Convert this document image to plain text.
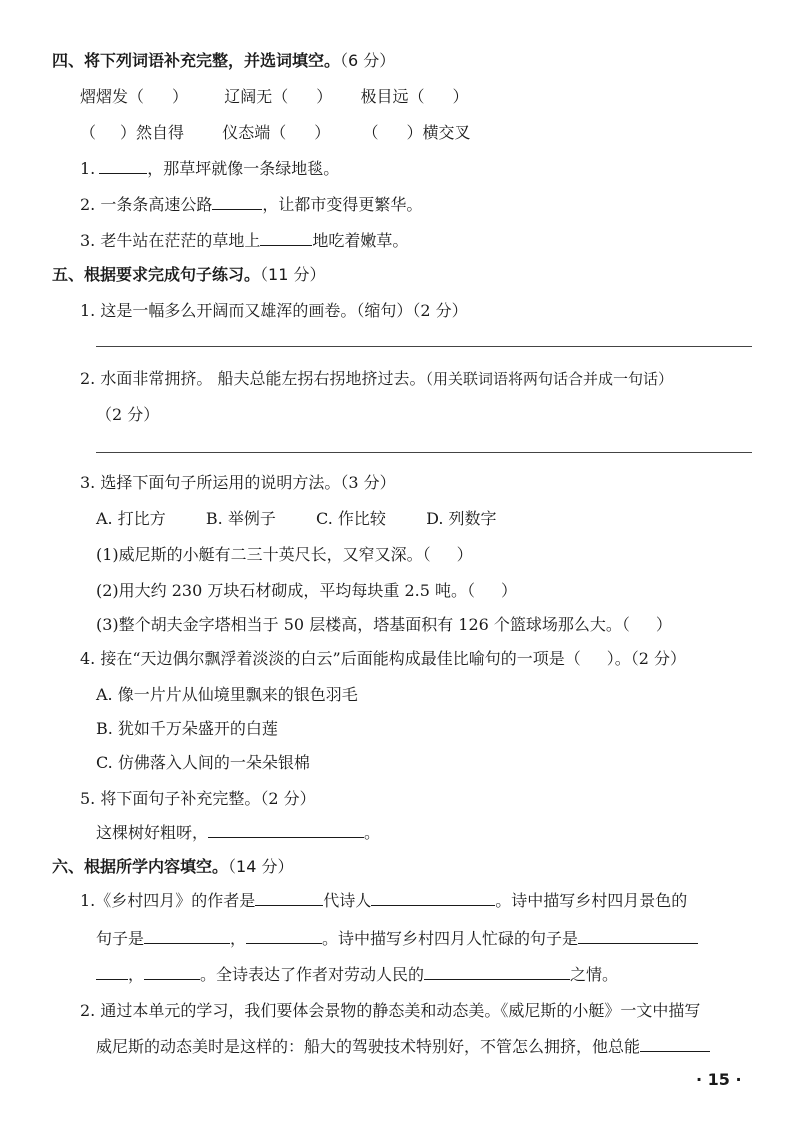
四、将下列词语补充完整，并选词填空。（6 分）
熠熠发（ ） 辽阔无（ ） 极目远（ ）
（ ）然自得 仪态端（ ） （ ）横交叉
1.	，那草坪就像一条绿地毯。
2. 一条条高速公路	，让都市变得更繁华。
3. 老牛站在茫茫的草地上	地吃着嫩草。
五、根据要求完成句子练习。（11 分）
1. 这是一幅多么开阔而又雄浑的画卷。（缩句）（2 分）
2. 水面非常拥挤。 船夫总能左拐右拐地挤过去。（用关联词语将两句话合并成一句话）
（2 分）
3. 选择下面句子所运用的说明方法。（3 分）
A. 打比方	B. 举例子	C. 作比较	D. 列数字
(1)威尼斯的小艇有二三十英尺长，又窄又深。（ ）
(2)用大约 230 万块石材砌成，平均每块重 2.5 吨。（ ）
(3)整个胡夫金字塔相当于 50 层楼高，塔基面积有 126 个篮球场那么大。（ ）
4. 接在“天边偶尔飘浮着淡淡的白云”后面能构成最佳比喻句的一项是（ ）。（2 分）
A. 像一片片从仙境里飘来的银色羽毛
B. 犹如千万朵盛开的白莲
C. 仿佛落入人间的一朵朵银棉
5. 将下面句子补充完整。（2 分）
这棵树好粗呀，	。
六、根据所学内容填空。（14 分）
1.《乡村四月》的作者是	代诗人	。诗中描写乡村四月景色的
句子是	，	。诗中描写乡村四月人忙碌的句子是
，	。全诗表达了作者对劳动人民的	之情。
2. 通过本单元的学习，我们要体会景物的静态美和动态美。《威尼斯的小艇》一文中描写
威尼斯的动态美时是这样的：船大的驾驶技术特别好，不管怎么拥挤，他总能
· 15 ·
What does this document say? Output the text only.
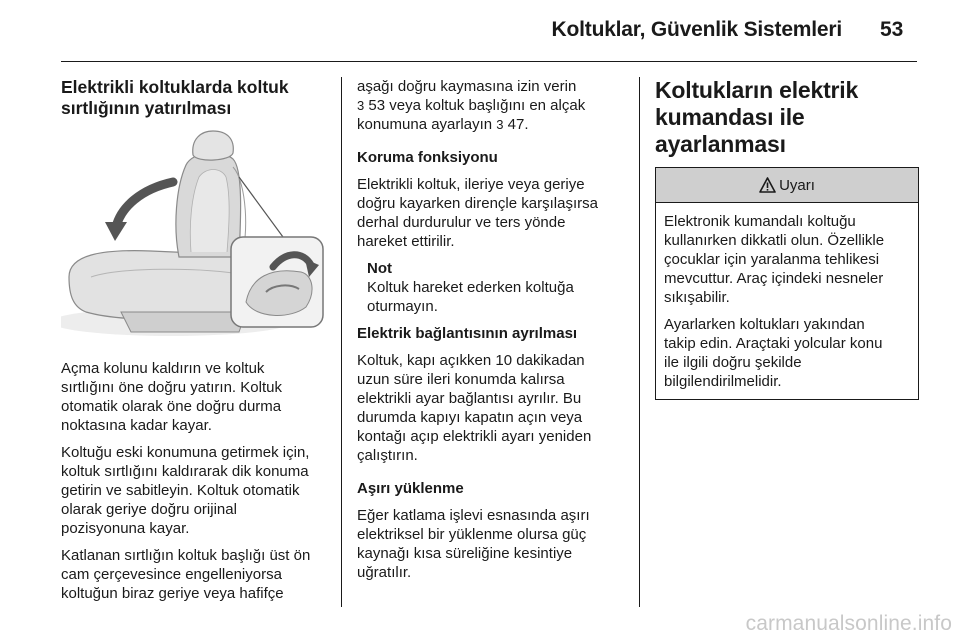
Koltuklar, Güvenlik Sistemleri 53
Elektrikli koltuklarda koltuk
sırtlığının yatırılması

Açma kolunu kaldırın ve koltuk
sırtlığını öne doğru yatırın. Koltuk
otomatik olarak öne doğru durma
noktasına kadar kayar.

Koltuğu eski konumuna getirmek için,
koltuk sırtlığını kaldırarak dik konuma
getirin ve sabitleyin. Koltuk otomatik
olarak geriye doğru orijinal
pozisyonuna kayar.

Katlanan sırtlığın koltuk başlığı üst ön
cam çerçevesince engelleniyorsa
koltuğun biraz geriye veya hafifçe

aşağı doğru kaymasına izin verin
3 53 veya koltuk başlığını en alçak
konumuna ayarlayın 3 47.

Koruma fonksiyonu

Elektrikli koltuk, ileriye veya geriye
doğru kayarken dirençle karşılaşırsa
derhal durdurulur ve ters yönde
hareket ettirilir.

Not
Koltuk hareket ederken koltuğa
oturmayın.

Elektrik bağlantısının ayrılması

Koltuk, kapı açıkken 10 dakikadan
uzun süre ileri konumda kalırsa
elektrikli ayar bağlantısı ayrılır. Bu
durumda kapıyı kapatın açın veya
kontağı açıp elektrikli ayarı yeniden
çalıştırın.

Aşırı yüklenme

Eğer katlama işlevi esnasında aşırı
elektriksel bir yüklenme olursa güç
kaynağı kısa süreliğine kesintiye
uğratılır.

Koltukların elektrik
kumandası ile ayarlanması
Uyarı

Elektronik kumandalı koltuğu
kullanırken dikkatli olun. Özellikle
çocuklar için yaralanma tehlikesi
mevcuttur. Araç içindeki nesneler
sıkışabilir.

Ayarlarken koltukları yakından
takip edin. Araçtaki yolcular konu
ile ilgili doğru şekilde
bilgilendirilmelidir.

carmanualsonline.info
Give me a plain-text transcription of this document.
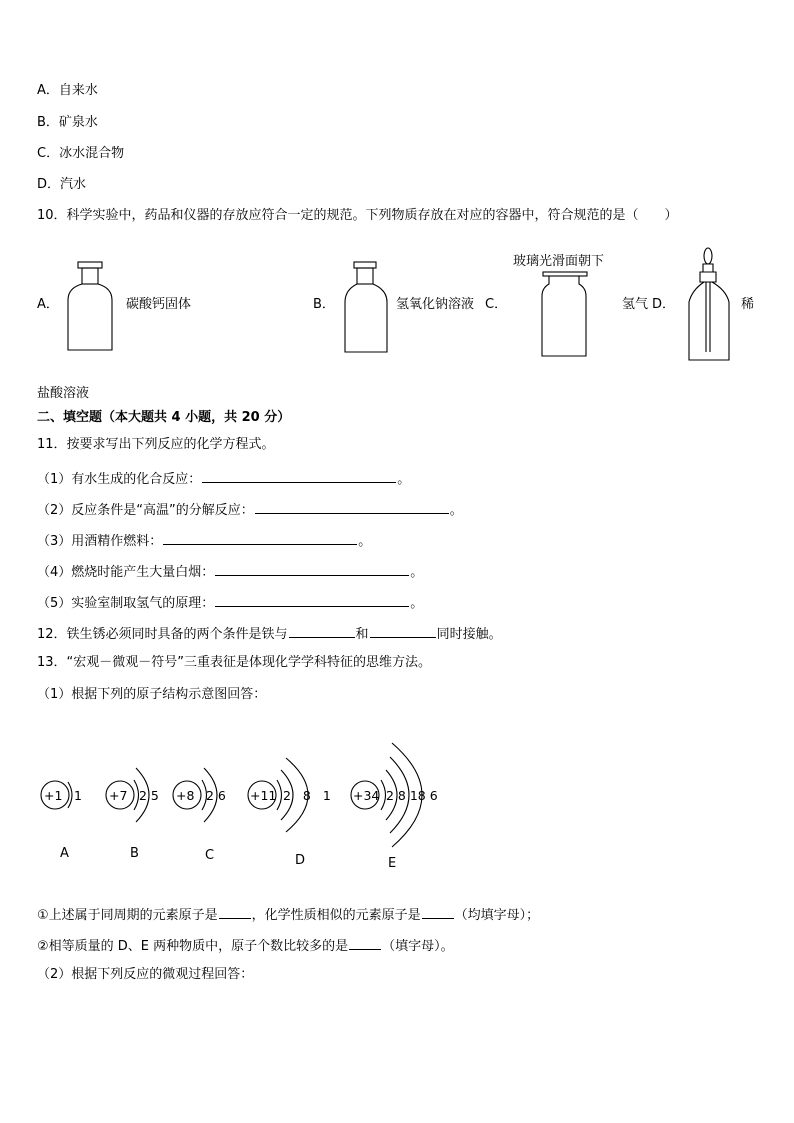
A．自来水
B．矿泉水
C．冰水混合物
D．汽水
10．科学实验中，药品和仪器的存放应符合一定的规范。下列物质存放在对应的容器中，符合规范的是（　　）
A．	碳酸钙固体	B．	氢氧化钠溶液 C．
玻璃光滑面朝下
氢气 D．	稀
盐酸溶液
二、填空题（本大题共 4 小题，共 20 分）
11．按要求写出下列反应的化学方程式。
（1）有水生成的化合反应：	。
（2）反应条件是“高温”的分解反应：	。
（3）用酒精作燃料：	。
（4）燃烧时能产生大量白烟：	。
（5）实验室制取氢气的原理：	。
12．铁生锈必须同时具备的两个条件是铁与	和	同时接触。
13．“宏观－微观－符号”三重表征是体现化学学科特征的思维方法。
（1）根据下列的原子结构示意图回答：
+1 1
A
+7 2 5
B
+8 2 6
C
+11 2 8 1
D
+34 2 8 18 6
E
①上述属于同周期的元素原子是	，化学性质相似的元素原子是	（均填字母）；
②相等质量的 D、E 两种物质中，原子个数比较多的是	（填字母）。
（2）根据下列反应的微观过程回答：
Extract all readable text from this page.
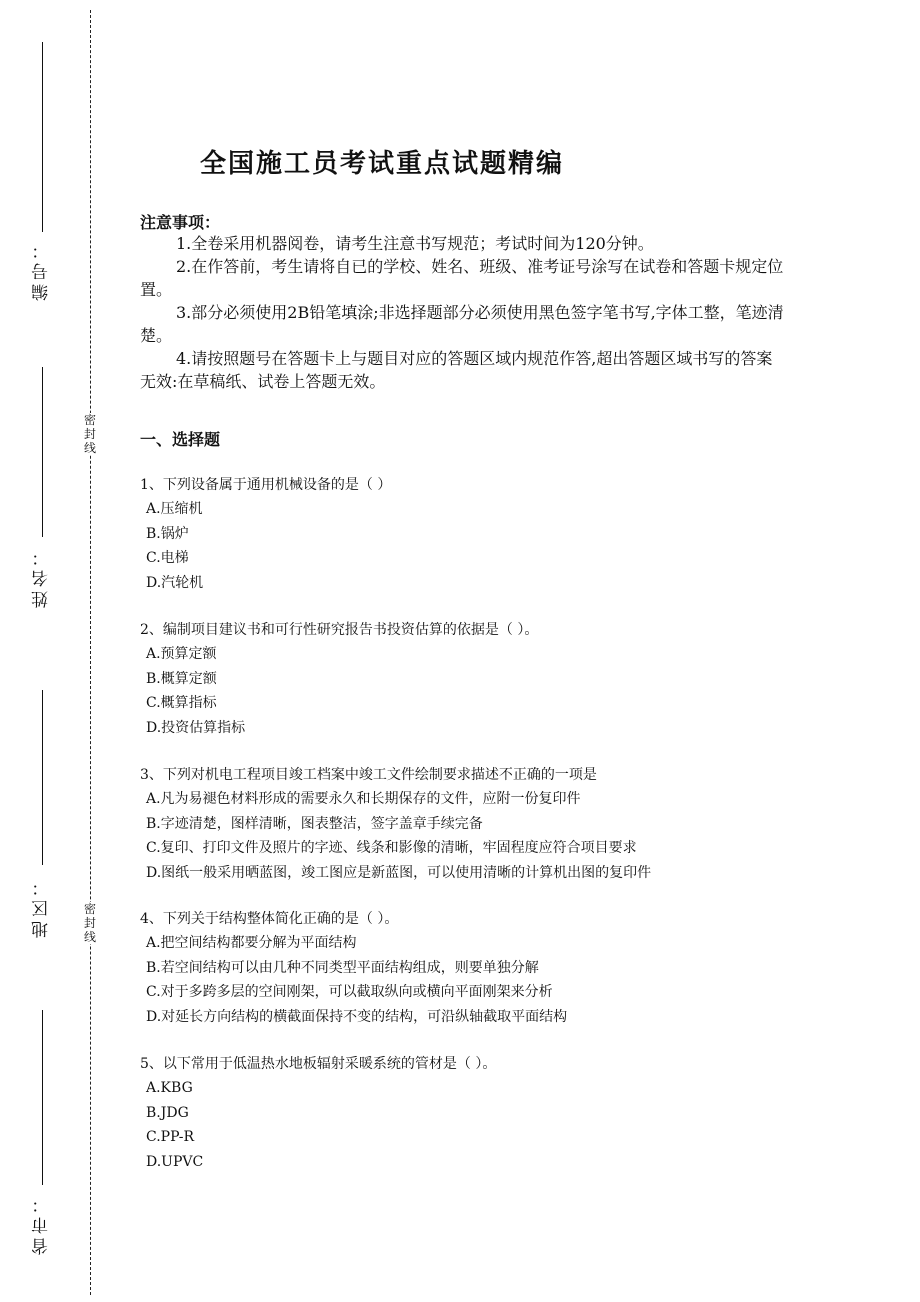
密
封
线
密
封
线
编号：
姓名：
地区：
省市：
全国施工员考试重点试题精编
注意事项：

1.全卷采用机器阅卷，请考生注意书写规范；考试时间为120分钟。

2.在作答前，考生请将自已的学校、姓名、班级、准考证号涂写在试卷和答题卡规定位置。

3.部分必须使用2B铅笔填涂;非选择题部分必须使用黑色签字笔书写,字体工整，笔迹清楚。

4.请按照题号在答题卡上与题目对应的答题区域内规范作答,超出答题区域书写的答案无效:在草稿纸、试卷上答题无效。

一、选择题
1、下列设备属于通用机械设备的是（ ）
A.压缩机
B.锅炉
C.电梯
D.汽轮机
2、编制项目建议书和可行性研究报告书投资估算的依据是（ ）。
A.预算定额
B.概算定额
C.概算指标
D.投资估算指标
3、下列对机电工程项目竣工档案中竣工文件绘制要求描述不正确的一项是
A.凡为易褪色材料形成的需要永久和长期保存的文件，应附一份复印件
B.字迹清楚，图样清晰，图表整洁，签字盖章手续完备
C.复印、打印文件及照片的字迹、线条和影像的清晰，牢固程度应符合项目要求
D.图纸一般采用晒蓝图，竣工图应是新蓝图，可以使用清晰的计算机出图的复印件
4、下列关于结构整体简化正确的是（ ）。
A.把空间结构都要分解为平面结构
B.若空间结构可以由几种不同类型平面结构组成，则要单独分解
C.对于多跨多层的空间刚架，可以截取纵向或横向平面刚架来分析
D.对延长方向结构的横截面保持不变的结构，可沿纵轴截取平面结构
5、以下常用于低温热水地板辐射采暖系统的管材是（ ）。
A.KBG
B.JDG
C.PP-R
D.UPVC
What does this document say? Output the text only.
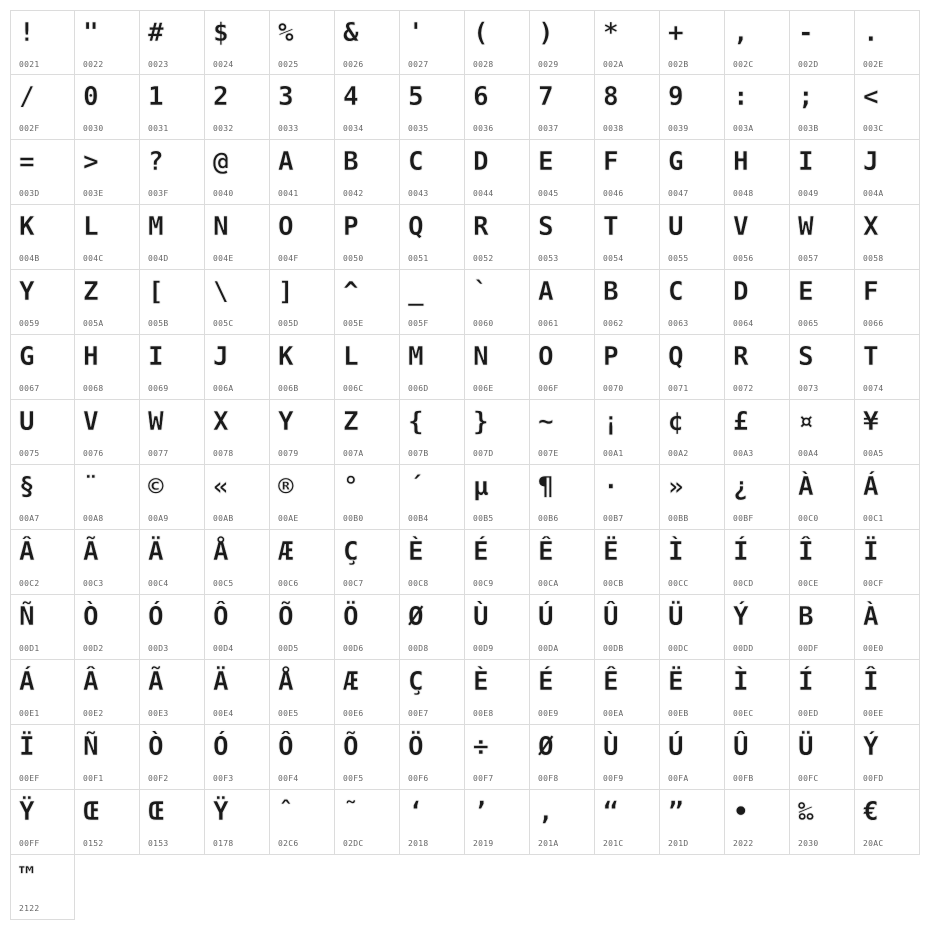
!
0021
"
0022
#
0023
$
0024
%
0025
&
0026
'
0027
(
0028
)
0029
*
002A
+
002B
,
002C
-
002D
.
002E
/
002F
0
0030
1
0031
2
0032
3
0033
4
0034
5
0035
6
0036
7
0037
8
0038
9
0039
:
003A
;
003B
<
003C
=
003D
>
003E
?
003F
@
0040
A
0041
B
0042
C
0043
D
0044
E
0045
F
0046
G
0047
H
0048
I
0049
J
004A
K
004B
L
004C
M
004D
N
004E
O
004F
P
0050
Q
0051
R
0052
S
0053
T
0054
U
0055
V
0056
W
0057
X
0058
Y
0059
Z
005A
[
005B
\
005C
]
005D
^
005E
_
005F
`
0060
A
0061
B
0062
C
0063
D
0064
E
0065
F
0066
G
0067
H
0068
I
0069
J
006A
K
006B
L
006C
M
006D
N
006E
O
006F
P
0070
Q
0071
R
0072
S
0073
T
0074
U
0075
V
0076
W
0077
X
0078
Y
0079
Z
007A
{
007B
}
007D
~
007E
¡
00A1
¢
00A2
£
00A3
¤
00A4
¥
00A5
§
00A7
¨
00A8
©
00A9
«
00AB
®
00AE
°
00B0
´
00B4
µ
00B5
¶
00B6
·
00B7
»
00BB
¿
00BF
À
00C0
Á
00C1
Â
00C2
Ã
00C3
Ä
00C4
Å
00C5
Æ
00C6
Ç
00C7
È
00C8
É
00C9
Ê
00CA
Ë
00CB
Ì
00CC
Í
00CD
Î
00CE
Ï
00CF
Ñ
00D1
Ò
00D2
Ó
00D3
Ô
00D4
Õ
00D5
Ö
00D6
Ø
00D8
Ù
00D9
Ú
00DA
Û
00DB
Ü
00DC
Ý
00DD
B
00DF
À
00E0
Á
00E1
Â
00E2
Ã
00E3
Ä
00E4
Å
00E5
Æ
00E6
Ç
00E7
È
00E8
É
00E9
Ê
00EA
Ë
00EB
Ì
00EC
Í
00ED
Î
00EE
Ï
00EF
Ñ
00F1
Ò
00F2
Ó
00F3
Ô
00F4
Õ
00F5
Ö
00F6
÷
00F7
Ø
00F8
Ù
00F9
Ú
00FA
Û
00FB
Ü
00FC
Ý
00FD
Ÿ
00FF
Œ
0152
Œ
0153
Ÿ
0178
ˆ
02C6
˜
02DC
‘
2018
’
2019
‚
201A
“
201C
”
201D
•
2022
‰
2030
€
20AC
™
2122
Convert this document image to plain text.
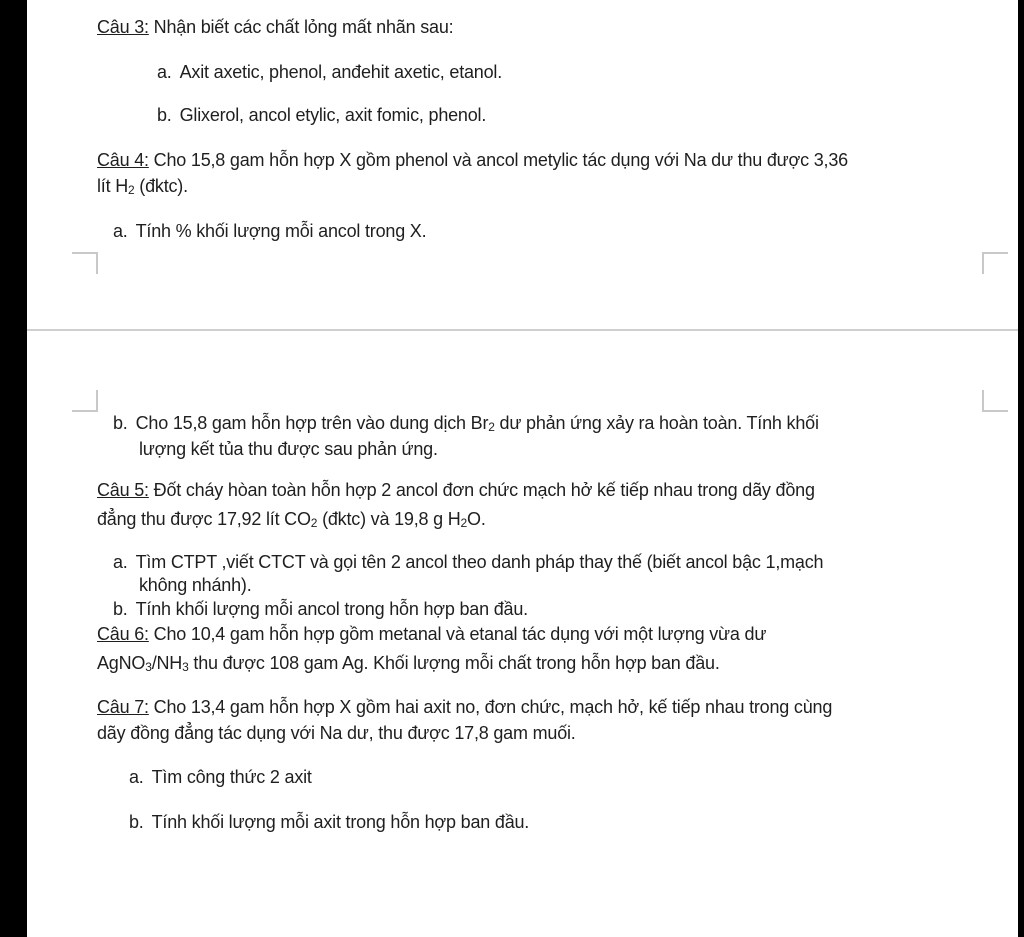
Câu 3: Nhận biết các chất lỏng mất nhãn sau:
a. Axit axetic, phenol, anđehit axetic, etanol.
b. Glixerol, ancol etylic, axit fomic, phenol.
Câu 4: Cho 15,8 gam hỗn hợp X gồm phenol và ancol metylic tác dụng với Na dư thu được 3,36
lít $H_2$ (đktc).
a. Tính % khối lượng mỗi ancol trong X.
b. Cho 15,8 gam hỗn hợp trên vào dung dịch $Br_2$ dư phản ứng xảy ra hoàn toàn. Tính khối
lượng kết tủa thu được sau phản ứng.
Câu 5: Đốt cháy hòan toàn hỗn hợp 2 ancol đơn chức mạch hở kế tiếp nhau trong dãy đồng
đẳng thu được 17,92 lít $CO_2$ (đktc) và 19,8 g $H_2O$.
a. Tìm CTPT ,viết CTCT và gọi tên 2 ancol theo danh pháp thay thế (biết ancol bậc 1,mạch
không nhánh).
b. Tính khối lượng mỗi ancol trong hỗn hợp ban đầu.
Câu 6: Cho 10,4 gam hỗn hợp gồm metanal và etanal tác dụng với một lượng vừa dư
$AgNO_3/NH_3$ thu được 108 gam Ag. Khối lượng mỗi chất trong hỗn hợp ban đầu.
Câu 7: Cho 13,4 gam hỗn hợp X gồm hai axit no, đơn chức, mạch hở, kế tiếp nhau trong cùng
dãy đồng đẳng tác dụng với Na dư, thu được 17,8 gam muối.
a. Tìm công thức 2 axit
b. Tính khối lượng mỗi axit trong hỗn hợp ban đầu.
════
= What you will do =
Where a line of the data holds "veya", show that line.

= Result of the exercise =
koltuğun biraz geriye veya hafifçe
3 53 veya koltuk başlığını en alçak
Elektrikli koltuk, ileriye veya geriye
durumda kapıyı kapatın açın veya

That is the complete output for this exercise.